* [What is required] Reproduce the listing below without any change.

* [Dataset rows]

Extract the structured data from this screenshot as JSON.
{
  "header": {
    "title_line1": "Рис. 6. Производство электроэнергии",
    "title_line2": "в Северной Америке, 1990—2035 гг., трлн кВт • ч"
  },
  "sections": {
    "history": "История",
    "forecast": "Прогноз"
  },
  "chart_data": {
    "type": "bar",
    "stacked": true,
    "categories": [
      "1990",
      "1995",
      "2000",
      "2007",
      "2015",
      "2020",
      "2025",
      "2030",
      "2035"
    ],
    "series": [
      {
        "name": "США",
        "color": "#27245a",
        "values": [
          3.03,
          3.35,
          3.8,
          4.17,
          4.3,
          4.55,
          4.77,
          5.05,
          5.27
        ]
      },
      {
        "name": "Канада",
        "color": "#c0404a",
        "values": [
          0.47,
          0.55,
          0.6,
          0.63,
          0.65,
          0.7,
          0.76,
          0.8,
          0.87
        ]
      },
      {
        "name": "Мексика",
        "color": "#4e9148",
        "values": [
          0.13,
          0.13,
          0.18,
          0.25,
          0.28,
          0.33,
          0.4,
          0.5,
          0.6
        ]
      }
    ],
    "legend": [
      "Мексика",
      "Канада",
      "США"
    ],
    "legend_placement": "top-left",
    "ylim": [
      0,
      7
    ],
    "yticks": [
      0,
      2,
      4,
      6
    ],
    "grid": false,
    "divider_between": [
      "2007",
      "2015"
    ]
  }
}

* [Written answer]
Extract the structured data from this screenshot as JSON.
{
  "header": {
    "title_line1": "Рис. 6. Производство электроэнергии",
    "title_line2": "в Северной Америке, 1990—2035 гг., трлн кВт • ч"
  },
  "sections": {
    "history": "История",
    "forecast": "Прогноз"
  },
  "chart_data": {
    "type": "bar",
    "stacked": true,
    "categories": [
      "1990",
      "1995",
      "2000",
      "2007",
      "2015",
      "2020",
      "2025",
      "2030",
      "2035"
    ],
    "series": [
      {
        "name": "США",
        "color": "#27245a",
        "values": [
          3.03,
          3.35,
          3.8,
          4.17,
          4.3,
          4.55,
          4.77,
          5.05,
          5.27
        ]
      },
      {
        "name": "Канада",
        "color": "#c0404a",
        "values": [
          0.47,
          0.55,
          0.6,
          0.63,
          0.65,
          0.7,
          0.76,
          0.8,
          0.87
        ]
      },
      {
        "name": "Мексика",
        "color": "#4e9148",
        "values": [
          0.13,
          0.13,
          0.18,
          0.25,
          0.28,
          0.33,
          0.4,
          0.5,
          0.6
        ]
      }
    ],
    "legend": [
      "Мексика",
      "Канада",
      "США"
    ],
    "legend_placement": "top-left",
    "ylim": [
      0,
      7
    ],
    "yticks": [
      0,
      2,
      4,
      6
    ],
    "grid": false,
    "divider_between": [
      "2007",
      "2015"
    ]
  }
}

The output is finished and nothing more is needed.